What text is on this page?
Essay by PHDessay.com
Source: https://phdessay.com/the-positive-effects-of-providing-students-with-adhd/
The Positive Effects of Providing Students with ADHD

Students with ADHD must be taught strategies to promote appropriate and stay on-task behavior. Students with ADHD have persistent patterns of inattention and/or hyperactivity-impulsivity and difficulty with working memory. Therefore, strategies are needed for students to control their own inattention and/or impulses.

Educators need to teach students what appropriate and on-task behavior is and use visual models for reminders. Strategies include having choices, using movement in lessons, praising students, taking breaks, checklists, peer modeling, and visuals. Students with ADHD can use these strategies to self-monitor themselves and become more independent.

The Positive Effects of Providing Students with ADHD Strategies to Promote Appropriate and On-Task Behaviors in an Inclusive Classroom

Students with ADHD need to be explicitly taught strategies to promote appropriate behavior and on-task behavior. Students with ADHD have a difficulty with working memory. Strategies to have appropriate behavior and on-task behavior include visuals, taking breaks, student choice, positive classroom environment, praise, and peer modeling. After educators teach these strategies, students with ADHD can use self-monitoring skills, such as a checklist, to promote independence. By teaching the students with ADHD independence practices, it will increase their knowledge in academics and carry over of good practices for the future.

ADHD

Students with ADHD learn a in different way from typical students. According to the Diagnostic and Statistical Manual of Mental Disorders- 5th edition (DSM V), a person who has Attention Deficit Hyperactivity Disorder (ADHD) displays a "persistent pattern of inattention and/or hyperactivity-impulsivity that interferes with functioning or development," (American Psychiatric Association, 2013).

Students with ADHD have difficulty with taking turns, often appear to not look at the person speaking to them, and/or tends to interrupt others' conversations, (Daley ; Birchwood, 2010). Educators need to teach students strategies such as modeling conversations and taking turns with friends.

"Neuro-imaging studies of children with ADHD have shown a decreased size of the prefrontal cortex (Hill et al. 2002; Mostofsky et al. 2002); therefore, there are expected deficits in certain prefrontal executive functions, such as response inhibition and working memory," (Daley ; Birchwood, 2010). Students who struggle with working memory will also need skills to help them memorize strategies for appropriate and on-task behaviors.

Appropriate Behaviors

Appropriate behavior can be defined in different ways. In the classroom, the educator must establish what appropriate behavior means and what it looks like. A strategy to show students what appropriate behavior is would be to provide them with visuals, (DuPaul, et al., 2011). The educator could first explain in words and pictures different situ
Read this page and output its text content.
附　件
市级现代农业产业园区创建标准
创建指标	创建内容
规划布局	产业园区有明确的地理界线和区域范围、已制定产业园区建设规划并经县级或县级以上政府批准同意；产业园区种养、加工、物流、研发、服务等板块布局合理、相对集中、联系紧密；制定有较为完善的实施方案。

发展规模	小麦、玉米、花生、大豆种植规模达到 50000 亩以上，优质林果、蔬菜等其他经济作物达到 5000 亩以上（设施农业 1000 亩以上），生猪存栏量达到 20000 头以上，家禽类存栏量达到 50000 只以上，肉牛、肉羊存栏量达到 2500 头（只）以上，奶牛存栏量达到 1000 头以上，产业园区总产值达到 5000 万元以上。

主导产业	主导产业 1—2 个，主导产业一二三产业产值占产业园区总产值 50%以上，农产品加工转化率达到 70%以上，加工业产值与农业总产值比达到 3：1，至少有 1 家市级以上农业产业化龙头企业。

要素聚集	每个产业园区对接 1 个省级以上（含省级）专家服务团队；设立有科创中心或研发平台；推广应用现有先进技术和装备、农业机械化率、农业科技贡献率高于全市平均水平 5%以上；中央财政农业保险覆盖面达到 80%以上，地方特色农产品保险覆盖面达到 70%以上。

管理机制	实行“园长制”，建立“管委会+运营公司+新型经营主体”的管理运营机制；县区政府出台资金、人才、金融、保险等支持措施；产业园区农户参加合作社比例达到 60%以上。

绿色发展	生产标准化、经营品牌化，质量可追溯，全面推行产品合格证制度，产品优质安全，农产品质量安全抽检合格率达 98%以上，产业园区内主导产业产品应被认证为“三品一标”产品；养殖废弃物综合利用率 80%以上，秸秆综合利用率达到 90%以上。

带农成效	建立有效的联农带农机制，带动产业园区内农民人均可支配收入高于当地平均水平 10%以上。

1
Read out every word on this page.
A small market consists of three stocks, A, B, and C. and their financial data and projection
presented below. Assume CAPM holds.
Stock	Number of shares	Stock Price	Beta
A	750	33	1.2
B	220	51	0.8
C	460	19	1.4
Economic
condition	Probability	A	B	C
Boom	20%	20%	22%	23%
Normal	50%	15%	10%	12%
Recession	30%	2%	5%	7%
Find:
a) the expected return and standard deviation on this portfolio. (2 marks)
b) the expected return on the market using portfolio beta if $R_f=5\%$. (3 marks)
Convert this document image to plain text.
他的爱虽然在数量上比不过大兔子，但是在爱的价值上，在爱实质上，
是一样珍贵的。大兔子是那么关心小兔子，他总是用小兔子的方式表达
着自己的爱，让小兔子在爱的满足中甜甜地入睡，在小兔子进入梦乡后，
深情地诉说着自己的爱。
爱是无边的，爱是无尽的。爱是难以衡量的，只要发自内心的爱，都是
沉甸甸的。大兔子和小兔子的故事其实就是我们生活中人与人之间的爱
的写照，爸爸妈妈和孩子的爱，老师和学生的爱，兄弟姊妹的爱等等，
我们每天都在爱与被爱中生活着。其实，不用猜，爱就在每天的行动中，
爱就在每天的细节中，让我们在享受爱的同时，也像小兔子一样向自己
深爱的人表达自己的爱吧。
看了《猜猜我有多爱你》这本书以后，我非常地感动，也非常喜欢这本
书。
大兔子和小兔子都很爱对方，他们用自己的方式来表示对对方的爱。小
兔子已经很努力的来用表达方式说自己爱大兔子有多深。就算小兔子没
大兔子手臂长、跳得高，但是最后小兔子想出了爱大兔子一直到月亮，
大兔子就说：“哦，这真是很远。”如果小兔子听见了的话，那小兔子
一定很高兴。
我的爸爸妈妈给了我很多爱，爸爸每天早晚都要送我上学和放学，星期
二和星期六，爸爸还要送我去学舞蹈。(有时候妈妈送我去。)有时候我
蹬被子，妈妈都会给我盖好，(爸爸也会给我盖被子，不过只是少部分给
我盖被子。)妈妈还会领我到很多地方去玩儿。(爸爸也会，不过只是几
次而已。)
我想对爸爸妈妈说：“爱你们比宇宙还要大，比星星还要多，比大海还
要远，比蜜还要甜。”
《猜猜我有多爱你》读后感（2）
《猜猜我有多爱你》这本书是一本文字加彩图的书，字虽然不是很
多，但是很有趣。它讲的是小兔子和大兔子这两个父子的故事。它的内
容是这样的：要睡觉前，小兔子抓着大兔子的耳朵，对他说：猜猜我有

* * * *

Stated exercise ->
Transcribe the data above in full, exactly.

Task solution ->
What text is on this page?
Essay by PHDessay.com
Source: https://phdessay.com/the-positive-effects-of-providing-students-with-adhd/
The Positive Effects of Providing Students with ADHD

Students with ADHD must be taught strategies to promote appropriate and stay on-task behavior. Students with ADHD have persistent patterns of inattention and/or hyperactivity-impulsivity and difficulty with working memory. Therefore, strategies are needed for students to control their own inattention and/or impulses.

Educators need to teach students what appropriate and on-task behavior is and use visual models for reminders. Strategies include having choices, using movement in lessons, praising students, taking breaks, checklists, peer modeling, and visuals. Students with ADHD can use these strategies to self-monitor themselves and become more independent.

The Positive Effects of Providing Students with ADHD Strategies to Promote Appropriate and On-Task Behaviors in an Inclusive Classroom

Students with ADHD need to be explicitly taught strategies to promote appropriate behavior and on-task behavior. Students with ADHD have a difficulty with working memory. Strategies to have appropriate behavior and on-task behavior include visuals, taking breaks, student choice, positive classroom environment, praise, and peer modeling. After educators teach these strategies, students with ADHD can use self-monitoring skills, such as a checklist, to promote independence. By teaching the students with ADHD independence practices, it will increase their knowledge in academics and carry over of good practices for the future.

ADHD

Students with ADHD learn a in different way from typical students. According to the Diagnostic and Statistical Manual of Mental Disorders- 5th edition (DSM V), a person who has Attention Deficit Hyperactivity Disorder (ADHD) displays a "persistent pattern of inattention and/or hyperactivity-impulsivity that interferes with functioning or development," (American Psychiatric Association, 2013).

Students with ADHD have difficulty with taking turns, often appear to not look at the person speaking to them, and/or tends to interrupt others' conversations, (Daley ; Birchwood, 2010). Educators need to teach students strategies such as modeling conversations and taking turns with friends.

"Neuro-imaging studies of children with ADHD have shown a decreased size of the prefrontal cortex (Hill et al. 2002; Mostofsky et al. 2002); therefore, there are expected deficits in certain prefrontal executive functions, such as response inhibition and working memory," (Daley ; Birchwood, 2010). Students who struggle with working memory will also need skills to help them memorize strategies for appropriate and on-task behaviors.

Appropriate Behaviors

Appropriate behavior can be defined in different ways. In the classroom, the educator must establish what appropriate behavior means and what it looks like. A strategy to show students what appropriate behavior is would be to provide them with visuals, (DuPaul, et al., 2011). The educator could first explain in words and pictures different situ
Read this page and output its text content.
附　件
市级现代农业产业园区创建标准
创建指标	创建内容
规划布局	产业园区有明确的地理界线和区域范围、已制定产业园区建设规划并经县级或县级以上政府批准同意；产业园区种养、加工、物流、研发、服务等板块布局合理、相对集中、联系紧密；制定有较为完善的实施方案。

发展规模	小麦、玉米、花生、大豆种植规模达到 50000 亩以上，优质林果、蔬菜等其他经济作物达到 5000 亩以上（设施农业 1000 亩以上），生猪存栏量达到 20000 头以上，家禽类存栏量达到 50000 只以上，肉牛、肉羊存栏量达到 2500 头（只）以上，奶牛存栏量达到 1000 头以上，产业园区总产值达到 5000 万元以上。

主导产业	主导产业 1—2 个，主导产业一二三产业产值占产业园区总产值 50%以上，农产品加工转化率达到 70%以上，加工业产值与农业总产值比达到 3：1，至少有 1 家市级以上农业产业化龙头企业。

要素聚集	每个产业园区对接 1 个省级以上（含省级）专家服务团队；设立有科创中心或研发平台；推广应用现有先进技术和装备、农业机械化率、农业科技贡献率高于全市平均水平 5%以上；中央财政农业保险覆盖面达到 80%以上，地方特色农产品保险覆盖面达到 70%以上。

管理机制	实行“园长制”，建立“管委会+运营公司+新型经营主体”的管理运营机制；县区政府出台资金、人才、金融、保险等支持措施；产业园区农户参加合作社比例达到 60%以上。

绿色发展	生产标准化、经营品牌化，质量可追溯，全面推行产品合格证制度，产品优质安全，农产品质量安全抽检合格率达 98%以上，产业园区内主导产业产品应被认证为“三品一标”产品；养殖废弃物综合利用率 80%以上，秸秆综合利用率达到 90%以上。

带农成效	建立有效的联农带农机制，带动产业园区内农民人均可支配收入高于当地平均水平 10%以上。

1
Read out every word on this page.
A small market consists of three stocks, A, B, and C. and their financial data and projection
presented below. Assume CAPM holds.
Stock	Number of shares	Stock Price	Beta
A	750	33	1.2
B	220	51	0.8
C	460	19	1.4
Economic
condition	Probability	A	B	C
Boom	20%	20%	22%	23%
Normal	50%	15%	10%	12%
Recession	30%	2%	5%	7%
Find:
a) the expected return and standard deviation on this portfolio. (2 marks)
b) the expected return on the market using portfolio beta if $R_f=5\%$. (3 marks)
Convert this document image to plain text.
他的爱虽然在数量上比不过大兔子，但是在爱的价值上，在爱实质上，
是一样珍贵的。大兔子是那么关心小兔子，他总是用小兔子的方式表达
着自己的爱，让小兔子在爱的满足中甜甜地入睡，在小兔子进入梦乡后，
深情地诉说着自己的爱。
爱是无边的，爱是无尽的。爱是难以衡量的，只要发自内心的爱，都是
沉甸甸的。大兔子和小兔子的故事其实就是我们生活中人与人之间的爱
的写照，爸爸妈妈和孩子的爱，老师和学生的爱，兄弟姊妹的爱等等，
我们每天都在爱与被爱中生活着。其实，不用猜，爱就在每天的行动中，
爱就在每天的细节中，让我们在享受爱的同时，也像小兔子一样向自己
深爱的人表达自己的爱吧。
看了《猜猜我有多爱你》这本书以后，我非常地感动，也非常喜欢这本
书。
大兔子和小兔子都很爱对方，他们用自己的方式来表示对对方的爱。小
兔子已经很努力的来用表达方式说自己爱大兔子有多深。就算小兔子没
大兔子手臂长、跳得高，但是最后小兔子想出了爱大兔子一直到月亮，
大兔子就说：“哦，这真是很远。”如果小兔子听见了的话，那小兔子
一定很高兴。
我的爸爸妈妈给了我很多爱，爸爸每天早晚都要送我上学和放学，星期
二和星期六，爸爸还要送我去学舞蹈。(有时候妈妈送我去。)有时候我
蹬被子，妈妈都会给我盖好，(爸爸也会给我盖被子，不过只是少部分给
我盖被子。)妈妈还会领我到很多地方去玩儿。(爸爸也会，不过只是几
次而已。)
我想对爸爸妈妈说：“爱你们比宇宙还要大，比星星还要多，比大海还
要远，比蜜还要甜。”
《猜猜我有多爱你》读后感（2）
《猜猜我有多爱你》这本书是一本文字加彩图的书，字虽然不是很
多，但是很有趣。它讲的是小兔子和大兔子这两个父子的故事。它的内
容是这样的：要睡觉前，小兔子抓着大兔子的耳朵，对他说：猜猜我有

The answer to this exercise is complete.